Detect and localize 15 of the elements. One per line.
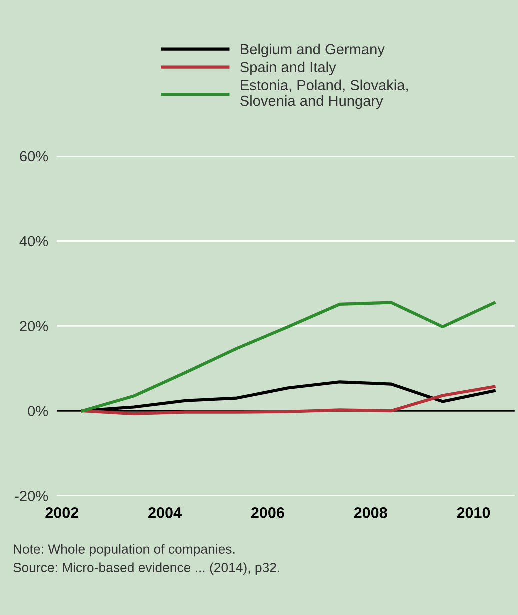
x-tick-label: 2002 [46,508,79,518]
y-tick-label: 0% [28,406,48,416]
legend-label: Estonia, Poland, Slovakia, Slovenia and Hungary [240,80,408,110]
y-tick-label: 20% [20,321,48,332]
x-tick-label: 2006 [251,508,284,518]
text: Note: Whole population of companies. [14,544,235,557]
y-tick-label: 40% [20,236,48,247]
x-tick-label: 2008 [354,508,388,518]
x-tick-label: 2010 [457,508,490,518]
y-tick-label: 60% [20,151,48,162]
y-tick-label: -20% [15,491,48,502]
legend-label: Belgium and Germany [241,44,385,58]
source-note: Source: Micro-based evidence ... (2014), p32. [14,562,280,576]
legend-label: Spain and Italy [240,62,336,76]
x-tick-label: 2004 [148,508,182,518]
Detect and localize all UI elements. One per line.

━━━━━━

- [SET EXERCISE] Write out all the records again with "Detect and localize" swapped for "Find and mark" and everything else unchanged, leaving out the pictures.

- [EXERCISE OUTPUT]
Find and mark 15 of the elements. One per line.
x-tick-label: 2002 [46,508,79,518]
y-tick-label: 0% [28,406,48,416]
legend-label: Estonia, Poland, Slovakia, Slovenia and Hungary [240,80,408,110]
y-tick-label: 20% [20,321,48,332]
x-tick-label: 2006 [251,508,284,518]
text: Note: Whole population of companies. [14,544,235,557]
y-tick-label: 40% [20,236,48,247]
x-tick-label: 2008 [354,508,388,518]
x-tick-label: 2010 [457,508,490,518]
y-tick-label: 60% [20,151,48,162]
y-tick-label: -20% [15,491,48,502]
legend-label: Belgium and Germany [241,44,385,58]
source-note: Source: Micro-based evidence ... (2014), p32. [14,562,280,576]
legend-label: Spain and Italy [240,62,336,76]
x-tick-label: 2004 [148,508,182,518]
Find and mark all UI elements. One per line.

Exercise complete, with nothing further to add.